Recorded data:
**********

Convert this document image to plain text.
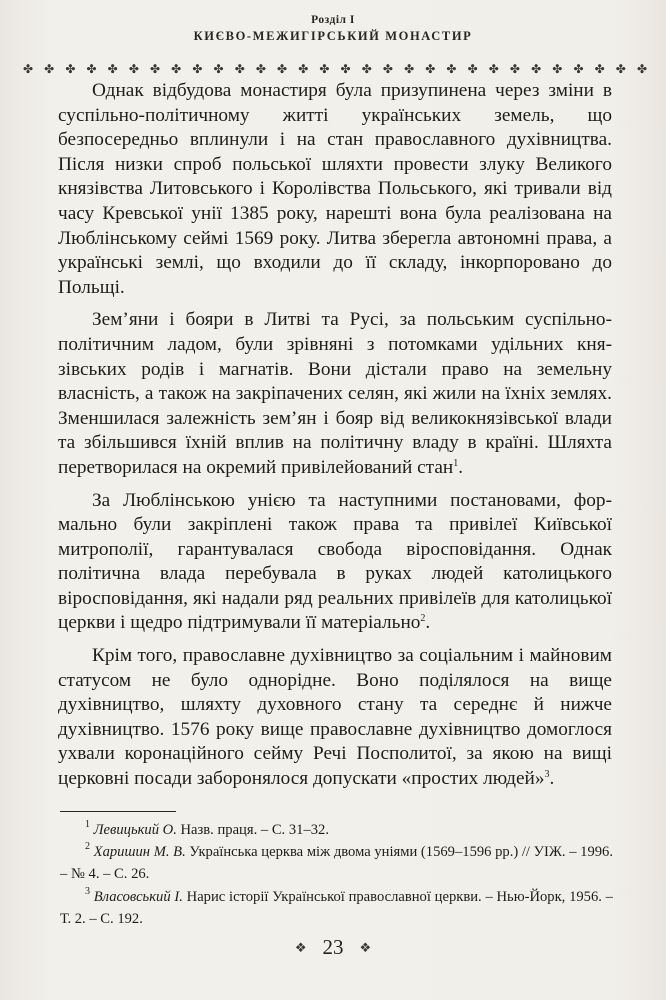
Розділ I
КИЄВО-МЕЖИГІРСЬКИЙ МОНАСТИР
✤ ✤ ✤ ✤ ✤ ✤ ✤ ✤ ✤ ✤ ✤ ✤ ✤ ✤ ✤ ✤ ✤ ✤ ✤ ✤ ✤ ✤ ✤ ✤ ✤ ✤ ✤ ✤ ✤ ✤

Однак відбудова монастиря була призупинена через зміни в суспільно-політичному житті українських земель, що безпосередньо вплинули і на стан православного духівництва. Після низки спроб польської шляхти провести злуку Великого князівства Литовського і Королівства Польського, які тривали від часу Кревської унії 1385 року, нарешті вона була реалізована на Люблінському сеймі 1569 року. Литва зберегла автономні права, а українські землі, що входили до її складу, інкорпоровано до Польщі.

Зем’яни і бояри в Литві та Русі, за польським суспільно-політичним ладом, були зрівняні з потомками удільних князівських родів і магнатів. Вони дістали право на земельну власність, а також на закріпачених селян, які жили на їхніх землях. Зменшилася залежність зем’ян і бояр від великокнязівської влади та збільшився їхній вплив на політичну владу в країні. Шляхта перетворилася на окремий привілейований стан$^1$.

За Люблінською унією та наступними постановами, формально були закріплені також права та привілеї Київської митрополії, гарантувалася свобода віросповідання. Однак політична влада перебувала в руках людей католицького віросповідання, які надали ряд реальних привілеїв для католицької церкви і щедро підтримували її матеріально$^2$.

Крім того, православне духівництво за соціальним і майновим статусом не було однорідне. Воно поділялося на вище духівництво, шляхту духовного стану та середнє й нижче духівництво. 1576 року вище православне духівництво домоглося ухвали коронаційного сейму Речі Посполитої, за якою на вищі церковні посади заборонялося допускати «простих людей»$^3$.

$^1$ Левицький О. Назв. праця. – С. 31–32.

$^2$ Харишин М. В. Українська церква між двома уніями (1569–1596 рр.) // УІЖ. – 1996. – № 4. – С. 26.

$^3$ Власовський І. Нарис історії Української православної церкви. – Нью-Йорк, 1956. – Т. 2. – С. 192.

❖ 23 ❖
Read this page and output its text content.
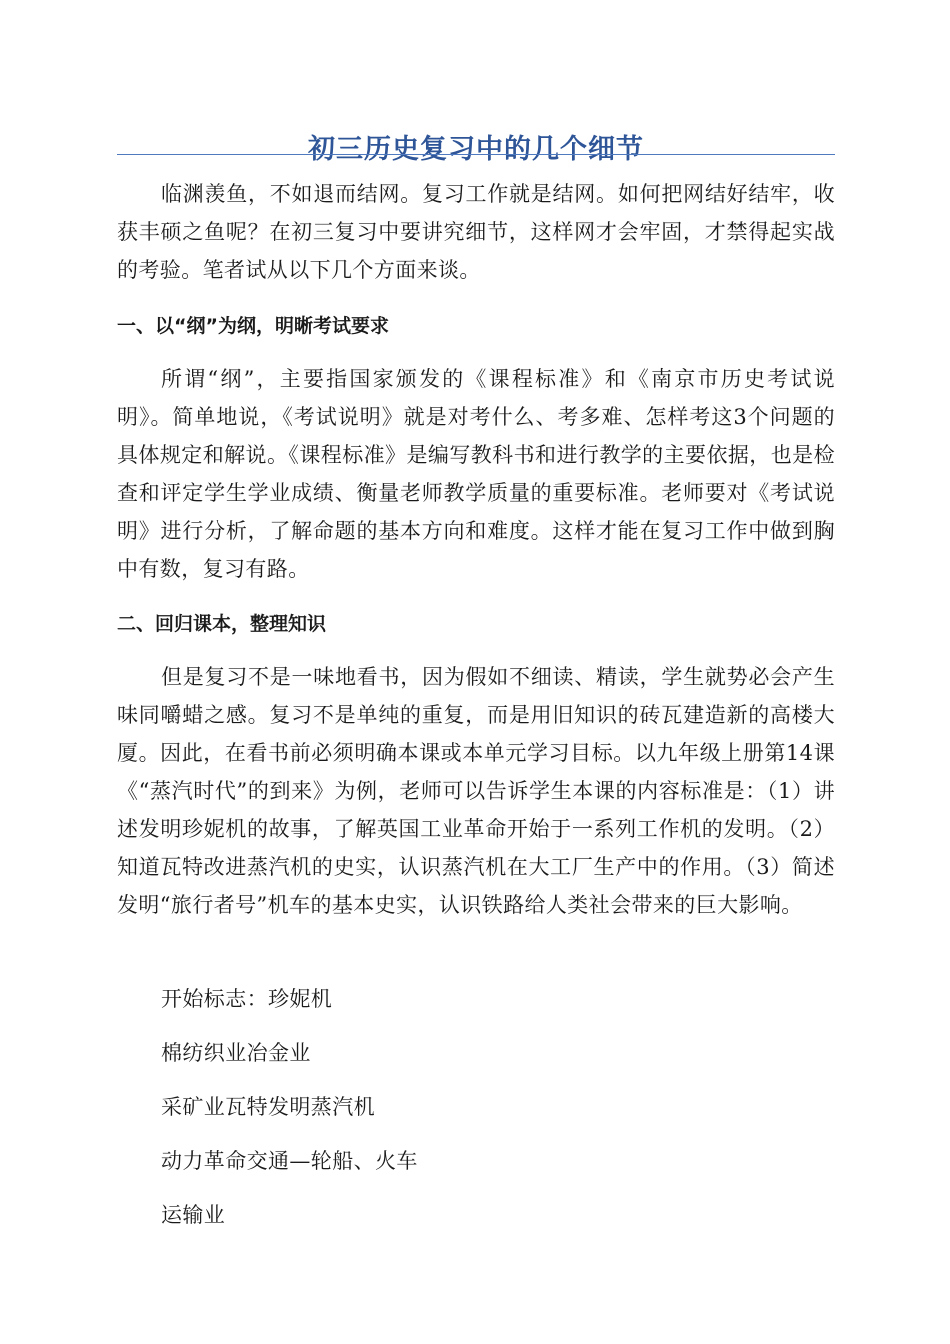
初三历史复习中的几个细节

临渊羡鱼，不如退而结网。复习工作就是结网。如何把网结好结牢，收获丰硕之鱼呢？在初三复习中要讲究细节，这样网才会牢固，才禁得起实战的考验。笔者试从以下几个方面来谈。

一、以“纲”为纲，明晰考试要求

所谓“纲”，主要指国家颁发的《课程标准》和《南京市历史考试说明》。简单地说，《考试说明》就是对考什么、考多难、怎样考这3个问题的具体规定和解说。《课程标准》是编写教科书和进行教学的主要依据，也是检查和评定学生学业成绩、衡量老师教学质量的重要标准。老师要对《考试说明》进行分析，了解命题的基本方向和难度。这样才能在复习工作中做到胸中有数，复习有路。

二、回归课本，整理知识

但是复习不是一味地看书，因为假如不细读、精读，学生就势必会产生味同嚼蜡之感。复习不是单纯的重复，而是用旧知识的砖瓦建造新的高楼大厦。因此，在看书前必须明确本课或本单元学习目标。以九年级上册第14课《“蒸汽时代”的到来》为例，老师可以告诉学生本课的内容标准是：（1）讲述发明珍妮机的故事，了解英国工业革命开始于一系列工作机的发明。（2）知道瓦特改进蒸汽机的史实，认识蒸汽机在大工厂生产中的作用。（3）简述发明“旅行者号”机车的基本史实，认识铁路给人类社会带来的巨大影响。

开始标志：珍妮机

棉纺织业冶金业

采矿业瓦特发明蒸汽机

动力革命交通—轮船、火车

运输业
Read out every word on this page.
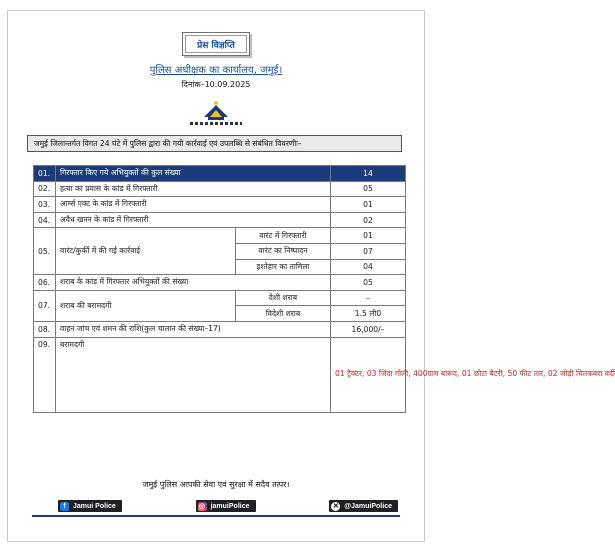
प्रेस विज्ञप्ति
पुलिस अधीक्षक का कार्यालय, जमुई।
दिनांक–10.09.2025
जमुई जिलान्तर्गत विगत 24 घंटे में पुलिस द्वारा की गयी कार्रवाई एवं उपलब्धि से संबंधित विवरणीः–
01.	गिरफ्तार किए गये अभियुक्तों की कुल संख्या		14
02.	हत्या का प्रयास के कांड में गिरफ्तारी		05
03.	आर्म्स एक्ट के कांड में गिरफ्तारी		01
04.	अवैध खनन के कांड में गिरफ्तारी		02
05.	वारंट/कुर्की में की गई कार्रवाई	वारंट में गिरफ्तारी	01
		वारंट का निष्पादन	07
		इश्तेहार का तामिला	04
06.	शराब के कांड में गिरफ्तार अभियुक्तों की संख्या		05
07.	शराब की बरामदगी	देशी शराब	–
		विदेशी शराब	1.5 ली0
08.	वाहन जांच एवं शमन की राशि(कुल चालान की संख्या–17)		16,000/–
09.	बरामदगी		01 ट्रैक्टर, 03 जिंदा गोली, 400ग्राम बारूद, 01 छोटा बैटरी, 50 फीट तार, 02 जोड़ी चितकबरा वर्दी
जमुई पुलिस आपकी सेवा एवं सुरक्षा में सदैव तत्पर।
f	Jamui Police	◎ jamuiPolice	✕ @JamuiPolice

**********

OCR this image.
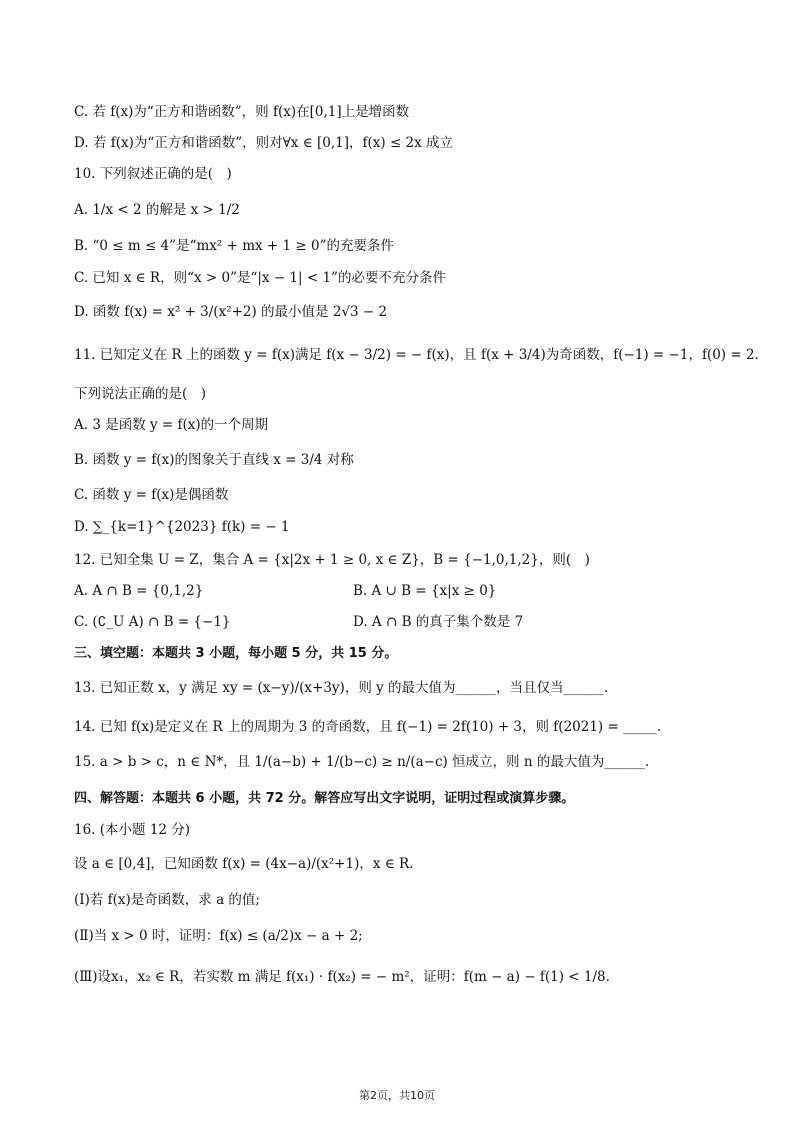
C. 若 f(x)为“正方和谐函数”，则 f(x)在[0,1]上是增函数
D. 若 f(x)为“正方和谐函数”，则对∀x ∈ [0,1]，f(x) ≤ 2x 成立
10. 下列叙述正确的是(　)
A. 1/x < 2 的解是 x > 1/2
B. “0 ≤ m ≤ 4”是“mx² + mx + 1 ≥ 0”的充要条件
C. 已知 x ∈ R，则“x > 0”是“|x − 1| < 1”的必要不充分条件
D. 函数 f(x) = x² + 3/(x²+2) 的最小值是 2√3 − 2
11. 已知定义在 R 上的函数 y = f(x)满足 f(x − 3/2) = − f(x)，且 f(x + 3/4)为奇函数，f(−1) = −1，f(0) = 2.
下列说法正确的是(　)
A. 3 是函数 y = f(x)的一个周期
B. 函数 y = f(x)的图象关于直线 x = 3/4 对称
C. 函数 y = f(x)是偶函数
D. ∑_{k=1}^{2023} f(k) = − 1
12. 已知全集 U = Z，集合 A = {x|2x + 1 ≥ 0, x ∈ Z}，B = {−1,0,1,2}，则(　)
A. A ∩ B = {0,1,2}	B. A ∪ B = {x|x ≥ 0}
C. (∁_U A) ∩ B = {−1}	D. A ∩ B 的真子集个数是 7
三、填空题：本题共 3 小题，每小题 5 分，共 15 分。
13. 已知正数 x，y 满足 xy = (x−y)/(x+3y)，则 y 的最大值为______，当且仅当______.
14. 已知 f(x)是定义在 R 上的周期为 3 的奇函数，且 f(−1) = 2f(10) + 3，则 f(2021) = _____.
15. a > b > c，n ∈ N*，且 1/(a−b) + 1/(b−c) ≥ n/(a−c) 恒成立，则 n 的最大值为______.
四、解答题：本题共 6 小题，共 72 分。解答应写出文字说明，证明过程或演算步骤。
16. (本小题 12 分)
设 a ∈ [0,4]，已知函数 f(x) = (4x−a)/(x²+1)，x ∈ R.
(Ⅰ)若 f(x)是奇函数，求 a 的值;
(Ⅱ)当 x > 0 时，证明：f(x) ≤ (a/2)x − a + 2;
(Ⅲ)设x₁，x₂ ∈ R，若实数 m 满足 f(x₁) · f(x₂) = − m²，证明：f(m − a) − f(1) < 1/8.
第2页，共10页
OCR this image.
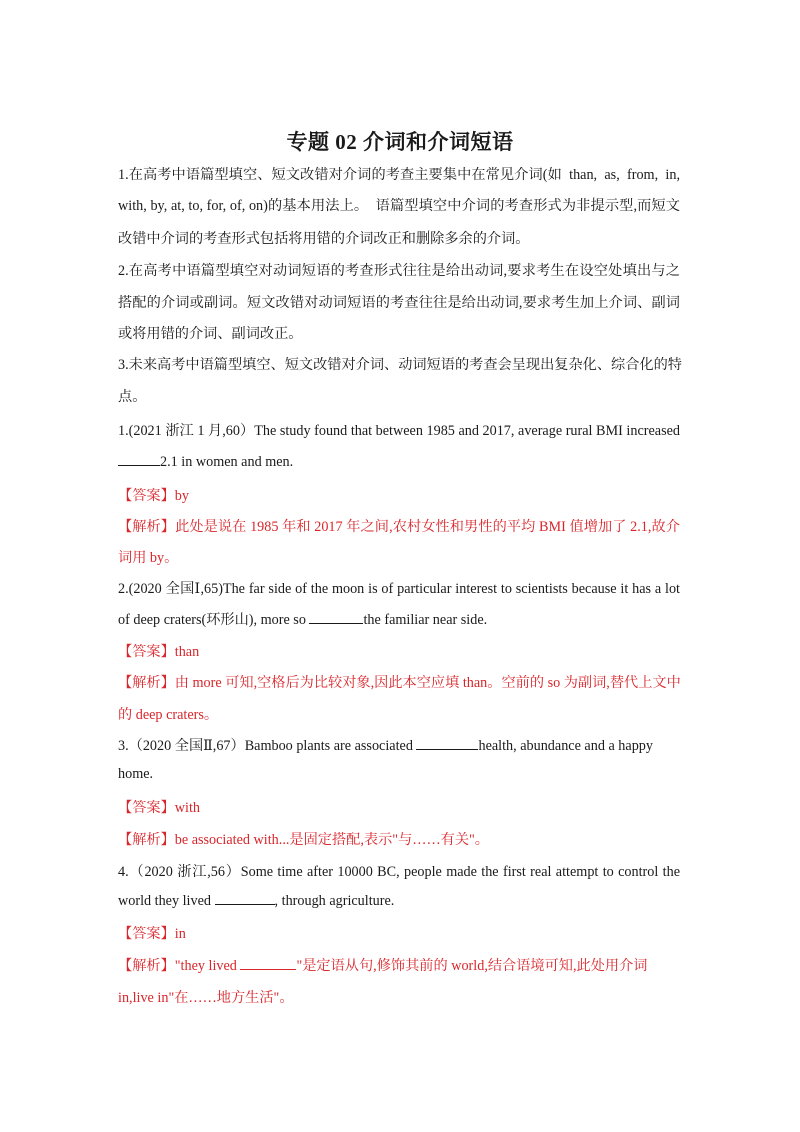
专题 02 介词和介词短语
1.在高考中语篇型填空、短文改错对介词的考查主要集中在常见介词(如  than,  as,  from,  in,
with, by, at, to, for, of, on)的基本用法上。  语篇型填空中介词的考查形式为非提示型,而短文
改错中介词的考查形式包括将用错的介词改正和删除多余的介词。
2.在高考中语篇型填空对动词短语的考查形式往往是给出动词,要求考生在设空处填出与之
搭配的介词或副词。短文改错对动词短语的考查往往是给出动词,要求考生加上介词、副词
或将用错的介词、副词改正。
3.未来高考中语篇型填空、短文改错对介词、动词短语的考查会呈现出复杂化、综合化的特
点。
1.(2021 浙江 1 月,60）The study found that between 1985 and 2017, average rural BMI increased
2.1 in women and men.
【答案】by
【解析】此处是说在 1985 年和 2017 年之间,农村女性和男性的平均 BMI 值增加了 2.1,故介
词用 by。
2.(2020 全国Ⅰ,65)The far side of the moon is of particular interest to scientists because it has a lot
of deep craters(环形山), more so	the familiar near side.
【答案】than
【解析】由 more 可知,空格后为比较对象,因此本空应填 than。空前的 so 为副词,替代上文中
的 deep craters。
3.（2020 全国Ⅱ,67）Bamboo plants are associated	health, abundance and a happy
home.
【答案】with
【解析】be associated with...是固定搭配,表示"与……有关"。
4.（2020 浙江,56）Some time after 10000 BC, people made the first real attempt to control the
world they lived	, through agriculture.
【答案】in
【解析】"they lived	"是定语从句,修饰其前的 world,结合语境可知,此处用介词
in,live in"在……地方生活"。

**********

--- Task details ---
Find the lines above holding the word "this" and show them.

--- The output ---
Convert this document image to plain text.
Read this page and output its text content.
Read out every word on this page.
OCR this image.
OCR this image.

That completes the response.